Return the material below in full and exactly.
=======
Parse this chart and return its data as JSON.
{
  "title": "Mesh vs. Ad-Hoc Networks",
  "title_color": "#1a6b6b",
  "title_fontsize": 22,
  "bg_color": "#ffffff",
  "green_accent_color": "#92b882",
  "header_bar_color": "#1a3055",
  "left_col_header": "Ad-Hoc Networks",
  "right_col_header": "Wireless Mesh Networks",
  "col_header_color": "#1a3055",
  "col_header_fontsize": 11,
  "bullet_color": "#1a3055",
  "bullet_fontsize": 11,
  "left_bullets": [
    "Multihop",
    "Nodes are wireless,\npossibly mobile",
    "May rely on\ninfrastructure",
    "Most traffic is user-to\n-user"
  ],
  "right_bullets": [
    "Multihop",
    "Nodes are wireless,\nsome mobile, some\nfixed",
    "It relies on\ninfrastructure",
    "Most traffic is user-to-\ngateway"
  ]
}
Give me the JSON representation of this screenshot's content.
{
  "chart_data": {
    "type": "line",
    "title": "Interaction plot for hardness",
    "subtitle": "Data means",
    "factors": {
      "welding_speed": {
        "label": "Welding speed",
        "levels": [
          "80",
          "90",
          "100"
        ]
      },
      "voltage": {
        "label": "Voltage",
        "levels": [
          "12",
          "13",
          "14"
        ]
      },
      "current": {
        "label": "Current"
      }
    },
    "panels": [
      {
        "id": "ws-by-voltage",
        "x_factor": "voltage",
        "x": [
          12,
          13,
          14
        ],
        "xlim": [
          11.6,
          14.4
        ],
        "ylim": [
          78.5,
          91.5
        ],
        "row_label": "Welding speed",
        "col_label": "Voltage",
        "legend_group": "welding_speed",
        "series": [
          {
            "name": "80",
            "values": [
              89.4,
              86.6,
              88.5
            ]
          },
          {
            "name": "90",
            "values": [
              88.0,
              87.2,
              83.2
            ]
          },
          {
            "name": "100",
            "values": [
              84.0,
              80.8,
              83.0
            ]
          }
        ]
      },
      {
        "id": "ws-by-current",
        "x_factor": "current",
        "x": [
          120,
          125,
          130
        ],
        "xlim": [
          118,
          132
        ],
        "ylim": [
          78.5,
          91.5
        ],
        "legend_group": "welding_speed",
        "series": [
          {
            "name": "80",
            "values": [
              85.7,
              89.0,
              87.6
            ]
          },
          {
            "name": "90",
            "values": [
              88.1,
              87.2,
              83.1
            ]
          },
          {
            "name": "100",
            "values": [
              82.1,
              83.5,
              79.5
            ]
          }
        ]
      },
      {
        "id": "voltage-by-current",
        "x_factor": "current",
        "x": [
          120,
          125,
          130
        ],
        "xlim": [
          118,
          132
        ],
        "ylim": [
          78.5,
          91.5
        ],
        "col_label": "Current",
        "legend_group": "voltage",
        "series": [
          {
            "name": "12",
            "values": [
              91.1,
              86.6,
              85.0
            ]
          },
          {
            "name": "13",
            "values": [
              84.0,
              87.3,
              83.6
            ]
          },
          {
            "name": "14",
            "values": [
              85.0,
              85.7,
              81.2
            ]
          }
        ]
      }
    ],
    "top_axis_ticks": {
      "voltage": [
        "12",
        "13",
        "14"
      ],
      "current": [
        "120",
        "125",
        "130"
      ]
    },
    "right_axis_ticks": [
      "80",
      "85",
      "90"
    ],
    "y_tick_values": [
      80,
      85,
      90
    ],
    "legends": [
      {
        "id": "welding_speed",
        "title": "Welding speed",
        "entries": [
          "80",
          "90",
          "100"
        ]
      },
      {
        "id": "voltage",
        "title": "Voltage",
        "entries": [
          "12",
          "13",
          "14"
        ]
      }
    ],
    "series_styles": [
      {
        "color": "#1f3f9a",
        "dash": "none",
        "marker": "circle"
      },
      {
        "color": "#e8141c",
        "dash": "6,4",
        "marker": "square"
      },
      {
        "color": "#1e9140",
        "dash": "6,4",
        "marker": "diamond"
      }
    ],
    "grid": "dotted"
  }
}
=======
- Reply to the task -
Parse this chart and return its data as JSON.
{
  "title": "Mesh vs. Ad-Hoc Networks",
  "title_color": "#1a6b6b",
  "title_fontsize": 22,
  "bg_color": "#ffffff",
  "green_accent_color": "#92b882",
  "header_bar_color": "#1a3055",
  "left_col_header": "Ad-Hoc Networks",
  "right_col_header": "Wireless Mesh Networks",
  "col_header_color": "#1a3055",
  "col_header_fontsize": 11,
  "bullet_color": "#1a3055",
  "bullet_fontsize": 11,
  "left_bullets": [
    "Multihop",
    "Nodes are wireless,\npossibly mobile",
    "May rely on\ninfrastructure",
    "Most traffic is user-to\n-user"
  ],
  "right_bullets": [
    "Multihop",
    "Nodes are wireless,\nsome mobile, some\nfixed",
    "It relies on\ninfrastructure",
    "Most traffic is user-to-\ngateway"
  ]
}
Give me the JSON representation of this screenshot's content.
{
  "chart_data": {
    "type": "line",
    "title": "Interaction plot for hardness",
    "subtitle": "Data means",
    "factors": {
      "welding_speed": {
        "label": "Welding speed",
        "levels": [
          "80",
          "90",
          "100"
        ]
      },
      "voltage": {
        "label": "Voltage",
        "levels": [
          "12",
          "13",
          "14"
        ]
      },
      "current": {
        "label": "Current"
      }
    },
    "panels": [
      {
        "id": "ws-by-voltage",
        "x_factor": "voltage",
        "x": [
          12,
          13,
          14
        ],
        "xlim": [
          11.6,
          14.4
        ],
        "ylim": [
          78.5,
          91.5
        ],
        "row_label": "Welding speed",
        "col_label": "Voltage",
        "legend_group": "welding_speed",
        "series": [
          {
            "name": "80",
            "values": [
              89.4,
              86.6,
              88.5
            ]
          },
          {
            "name": "90",
            "values": [
              88.0,
              87.2,
              83.2
            ]
          },
          {
            "name": "100",
            "values": [
              84.0,
              80.8,
              83.0
            ]
          }
        ]
      },
      {
        "id": "ws-by-current",
        "x_factor": "current",
        "x": [
          120,
          125,
          130
        ],
        "xlim": [
          118,
          132
        ],
        "ylim": [
          78.5,
          91.5
        ],
        "legend_group": "welding_speed",
        "series": [
          {
            "name": "80",
            "values": [
              85.7,
              89.0,
              87.6
            ]
          },
          {
            "name": "90",
            "values": [
              88.1,
              87.2,
              83.1
            ]
          },
          {
            "name": "100",
            "values": [
              82.1,
              83.5,
              79.5
            ]
          }
        ]
      },
      {
        "id": "voltage-by-current",
        "x_factor": "current",
        "x": [
          120,
          125,
          130
        ],
        "xlim": [
          118,
          132
        ],
        "ylim": [
          78.5,
          91.5
        ],
        "col_label": "Current",
        "legend_group": "voltage",
        "series": [
          {
            "name": "12",
            "values": [
              91.1,
              86.6,
              85.0
            ]
          },
          {
            "name": "13",
            "values": [
              84.0,
              87.3,
              83.6
            ]
          },
          {
            "name": "14",
            "values": [
              85.0,
              85.7,
              81.2
            ]
          }
        ]
      }
    ],
    "top_axis_ticks": {
      "voltage": [
        "12",
        "13",
        "14"
      ],
      "current": [
        "120",
        "125",
        "130"
      ]
    },
    "right_axis_ticks": [
      "80",
      "85",
      "90"
    ],
    "y_tick_values": [
      80,
      85,
      90
    ],
    "legends": [
      {
        "id": "welding_speed",
        "title": "Welding speed",
        "entries": [
          "80",
          "90",
          "100"
        ]
      },
      {
        "id": "voltage",
        "title": "Voltage",
        "entries": [
          "12",
          "13",
          "14"
        ]
      }
    ],
    "series_styles": [
      {
        "color": "#1f3f9a",
        "dash": "none",
        "marker": "circle"
      },
      {
        "color": "#e8141c",
        "dash": "6,4",
        "marker": "square"
      },
      {
        "color": "#1e9140",
        "dash": "6,4",
        "marker": "diamond"
      }
    ],
    "grid": "dotted"
  }
}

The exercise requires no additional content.